(EXERCISE PROMPT) The listing below should be printed exactly, every line of it. Skip the pictures.
***** SUPPLIED RECORDS
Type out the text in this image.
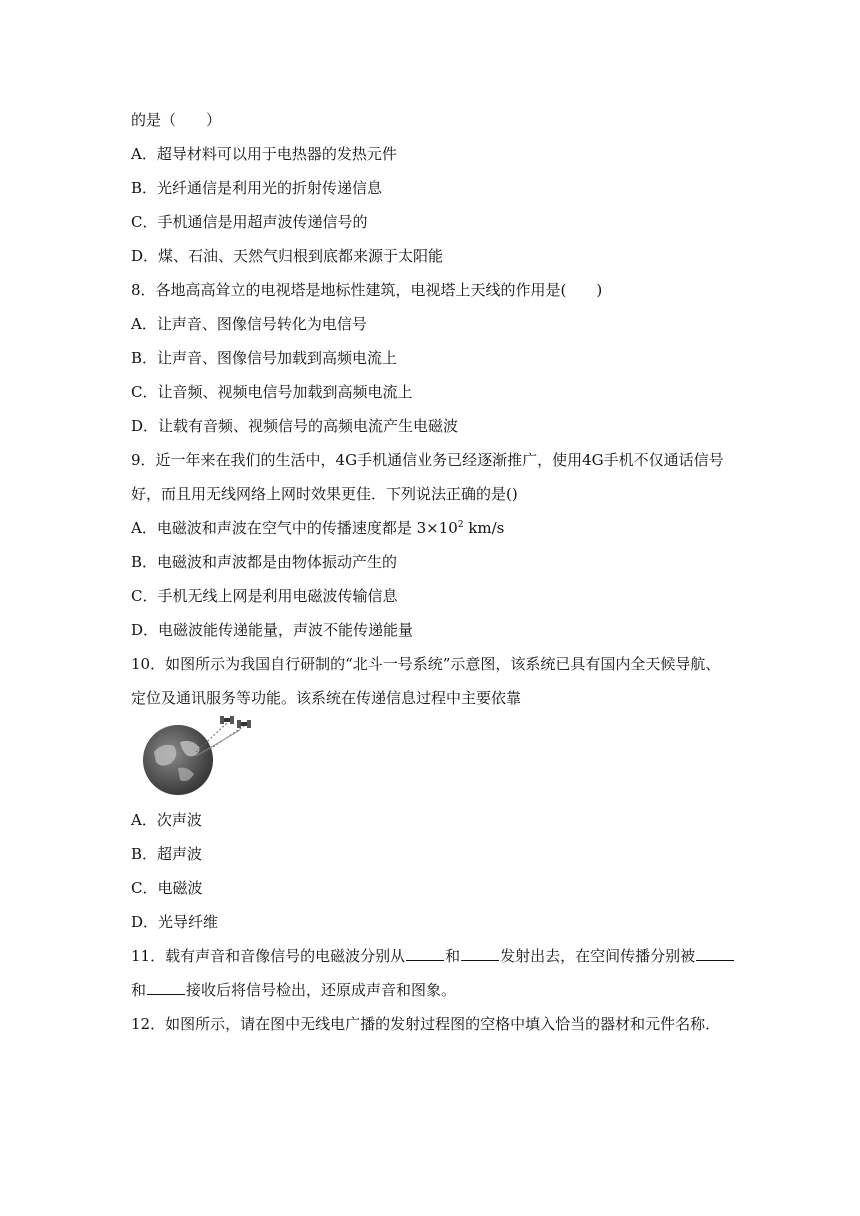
的是（　　）
A．超导材料可以用于电热器的发热元件
B．光纤通信是利用光的折射传递信息
C．手机通信是用超声波传递信号的
D．煤、石油、天然气归根到底都来源于太阳能
8．各地高高耸立的电视塔是地标性建筑，电视塔上天线的作用是(　　)
A．让声音、图像信号转化为电信号
B．让声音、图像信号加载到高频电流上
C．让音频、视频电信号加载到高频电流上
D．让载有音频、视频信号的高频电流产生电磁波
9．近一年来在我们的生活中，4G手机通信业务已经逐渐推广，使用4G手机不仅通话信号
好，而且用无线网络上网时效果更佳．下列说法正确的是()
A．电磁波和声波在空气中的传播速度都是 $3\times 10^2$ km/s
B．电磁波和声波都是由物体振动产生的
C．手机无线上网是利用电磁波传输信息
D．电磁波能传递能量，声波不能传递能量
10．如图所示为我国自行研制的“北斗一号系统”示意图，该系统已具有国内全天候导航、
定位及通讯服务等功能。该系统在传递信息过程中主要依靠
A．次声波
B．超声波
C．电磁波
D．光导纤维
11．载有声音和音像信号的电磁波分别从	和	发射出去，在空间传播分别被
和	接收后将信号检出，还原成声音和图象。
12．如图所示，请在图中无线电广播的发射过程图的空格中填入恰当的器材和元件名称．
**********
(RESULT FOR THIS TASK)
Type out the text in this image.
的是（　　）
A．超导材料可以用于电热器的发热元件
B．光纤通信是利用光的折射传递信息
C．手机通信是用超声波传递信号的
D．煤、石油、天然气归根到底都来源于太阳能
8．各地高高耸立的电视塔是地标性建筑，电视塔上天线的作用是(　　)
A．让声音、图像信号转化为电信号
B．让声音、图像信号加载到高频电流上
C．让音频、视频电信号加载到高频电流上
D．让载有音频、视频信号的高频电流产生电磁波
9．近一年来在我们的生活中，4G手机通信业务已经逐渐推广，使用4G手机不仅通话信号
好，而且用无线网络上网时效果更佳．下列说法正确的是()
A．电磁波和声波在空气中的传播速度都是 $3\times 10^2$ km/s
B．电磁波和声波都是由物体振动产生的
C．手机无线上网是利用电磁波传输信息
D．电磁波能传递能量，声波不能传递能量
10．如图所示为我国自行研制的“北斗一号系统”示意图，该系统已具有国内全天候导航、
定位及通讯服务等功能。该系统在传递信息过程中主要依靠
A．次声波
B．超声波
C．电磁波
D．光导纤维
11．载有声音和音像信号的电磁波分别从	和	发射出去，在空间传播分别被
和	接收后将信号检出，还原成声音和图象。
12．如图所示，请在图中无线电广播的发射过程图的空格中填入恰当的器材和元件名称．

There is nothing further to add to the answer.